• **Stated task**:
Set down the data below without change, skipping the pictures it holds.

Stored entries
────────────────
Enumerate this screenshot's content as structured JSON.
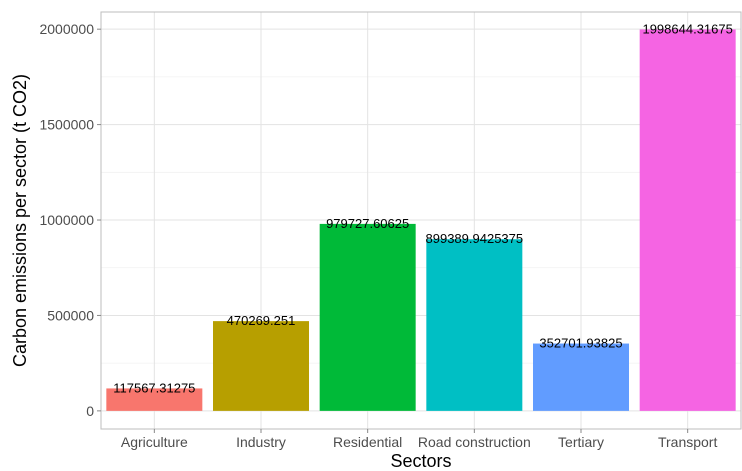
{
  "chart_data": {
    "type": "bar",
    "title": "",
    "xlabel": "Sectors",
    "ylabel": "Carbon emissions per sector (t CO2)",
    "categories": [
      "Agriculture",
      "Industry",
      "Residential",
      "Road construction",
      "Tertiary",
      "Transport"
    ],
    "values": [
      117567.31275,
      470269.251,
      979727.60625,
      899389.9425375,
      352701.93825,
      1998644.31675
    ],
    "value_labels": [
      "117567.31275",
      "470269.251",
      "979727.60625",
      "899389.9425375",
      "352701.93825",
      "1998644.31675"
    ],
    "colors": [
      "#F8766D",
      "#B79F00",
      "#00BA38",
      "#00BFC4",
      "#619CFF",
      "#F564E3"
    ],
    "ylim": [
      -95000,
      2090000
    ],
    "yticks": [
      0,
      500000,
      1000000,
      1500000,
      2000000
    ],
    "ytick_labels": [
      "0",
      "500000",
      "1000000",
      "1500000",
      "2000000"
    ],
    "grid": true,
    "legend": "none"
  }
}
────────────────
• **Result of the task**:
Enumerate this screenshot's content as structured JSON.
{
  "chart_data": {
    "type": "bar",
    "title": "",
    "xlabel": "Sectors",
    "ylabel": "Carbon emissions per sector (t CO2)",
    "categories": [
      "Agriculture",
      "Industry",
      "Residential",
      "Road construction",
      "Tertiary",
      "Transport"
    ],
    "values": [
      117567.31275,
      470269.251,
      979727.60625,
      899389.9425375,
      352701.93825,
      1998644.31675
    ],
    "value_labels": [
      "117567.31275",
      "470269.251",
      "979727.60625",
      "899389.9425375",
      "352701.93825",
      "1998644.31675"
    ],
    "colors": [
      "#F8766D",
      "#B79F00",
      "#00BA38",
      "#00BFC4",
      "#619CFF",
      "#F564E3"
    ],
    "ylim": [
      -95000,
      2090000
    ],
    "yticks": [
      0,
      500000,
      1000000,
      1500000,
      2000000
    ],
    "ytick_labels": [
      "0",
      "500000",
      "1000000",
      "1500000",
      "2000000"
    ],
    "grid": true,
    "legend": "none"
  }
}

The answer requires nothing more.